### LISTED ENTRIES

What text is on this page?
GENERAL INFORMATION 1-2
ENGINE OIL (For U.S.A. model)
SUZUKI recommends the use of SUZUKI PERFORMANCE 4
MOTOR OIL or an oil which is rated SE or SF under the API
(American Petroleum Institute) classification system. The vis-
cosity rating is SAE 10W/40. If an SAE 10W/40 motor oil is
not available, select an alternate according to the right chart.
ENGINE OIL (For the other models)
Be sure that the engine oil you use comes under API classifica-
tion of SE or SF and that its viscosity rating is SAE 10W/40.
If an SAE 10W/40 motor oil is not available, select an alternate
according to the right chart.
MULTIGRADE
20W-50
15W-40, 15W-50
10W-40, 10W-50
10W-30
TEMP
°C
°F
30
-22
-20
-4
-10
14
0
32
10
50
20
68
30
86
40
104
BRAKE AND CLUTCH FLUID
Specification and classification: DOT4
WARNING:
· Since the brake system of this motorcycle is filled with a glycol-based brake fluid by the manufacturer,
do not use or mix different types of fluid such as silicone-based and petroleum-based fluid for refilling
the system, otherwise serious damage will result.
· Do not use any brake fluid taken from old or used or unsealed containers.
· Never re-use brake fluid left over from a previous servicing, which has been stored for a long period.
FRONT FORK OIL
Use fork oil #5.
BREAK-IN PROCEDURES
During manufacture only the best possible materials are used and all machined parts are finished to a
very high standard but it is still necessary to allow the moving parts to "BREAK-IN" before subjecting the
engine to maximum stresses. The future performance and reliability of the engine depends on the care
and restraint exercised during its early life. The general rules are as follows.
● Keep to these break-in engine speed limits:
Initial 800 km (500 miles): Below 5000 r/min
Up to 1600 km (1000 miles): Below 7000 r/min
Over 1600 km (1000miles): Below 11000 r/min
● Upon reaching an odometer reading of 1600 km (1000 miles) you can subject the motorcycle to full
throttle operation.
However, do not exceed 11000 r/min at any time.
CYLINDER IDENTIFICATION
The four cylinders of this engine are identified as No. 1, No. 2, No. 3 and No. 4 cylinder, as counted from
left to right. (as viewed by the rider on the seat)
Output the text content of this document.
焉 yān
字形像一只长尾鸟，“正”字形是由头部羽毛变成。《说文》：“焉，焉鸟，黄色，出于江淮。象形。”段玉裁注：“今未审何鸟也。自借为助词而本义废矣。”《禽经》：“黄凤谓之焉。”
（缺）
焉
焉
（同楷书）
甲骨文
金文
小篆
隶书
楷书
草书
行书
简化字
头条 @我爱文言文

### THE EXERCISE
Recopy the whole listing exactly.

### SOLUTION FOR THIS EXERCISE
What text is on this page?
GENERAL INFORMATION 1-2
ENGINE OIL (For U.S.A. model)
SUZUKI recommends the use of SUZUKI PERFORMANCE 4
MOTOR OIL or an oil which is rated SE or SF under the API
(American Petroleum Institute) classification system. The vis-
cosity rating is SAE 10W/40. If an SAE 10W/40 motor oil is
not available, select an alternate according to the right chart.
ENGINE OIL (For the other models)
Be sure that the engine oil you use comes under API classifica-
tion of SE or SF and that its viscosity rating is SAE 10W/40.
If an SAE 10W/40 motor oil is not available, select an alternate
according to the right chart.
MULTIGRADE
20W-50
15W-40, 15W-50
10W-40, 10W-50
10W-30
TEMP
°C
°F
30
-22
-20
-4
-10
14
0
32
10
50
20
68
30
86
40
104
BRAKE AND CLUTCH FLUID
Specification and classification: DOT4
WARNING:
· Since the brake system of this motorcycle is filled with a glycol-based brake fluid by the manufacturer,
do not use or mix different types of fluid such as silicone-based and petroleum-based fluid for refilling
the system, otherwise serious damage will result.
· Do not use any brake fluid taken from old or used or unsealed containers.
· Never re-use brake fluid left over from a previous servicing, which has been stored for a long period.
FRONT FORK OIL
Use fork oil #5.
BREAK-IN PROCEDURES
During manufacture only the best possible materials are used and all machined parts are finished to a
very high standard but it is still necessary to allow the moving parts to "BREAK-IN" before subjecting the
engine to maximum stresses. The future performance and reliability of the engine depends on the care
and restraint exercised during its early life. The general rules are as follows.
● Keep to these break-in engine speed limits:
Initial 800 km (500 miles): Below 5000 r/min
Up to 1600 km (1000 miles): Below 7000 r/min
Over 1600 km (1000miles): Below 11000 r/min
● Upon reaching an odometer reading of 1600 km (1000 miles) you can subject the motorcycle to full
throttle operation.
However, do not exceed 11000 r/min at any time.
CYLINDER IDENTIFICATION
The four cylinders of this engine are identified as No. 1, No. 2, No. 3 and No. 4 cylinder, as counted from
left to right. (as viewed by the rider on the seat)
Output the text content of this document.
焉 yān
字形像一只长尾鸟，“正”字形是由头部羽毛变成。《说文》：“焉，焉鸟，黄色，出于江淮。象形。”段玉裁注：“今未审何鸟也。自借为助词而本义废矣。”《禽经》：“黄凤谓之焉。”
（缺）
焉
焉
（同楷书）
甲骨文
金文
小篆
隶书
楷书
草书
行书
简化字
头条 @我爱文言文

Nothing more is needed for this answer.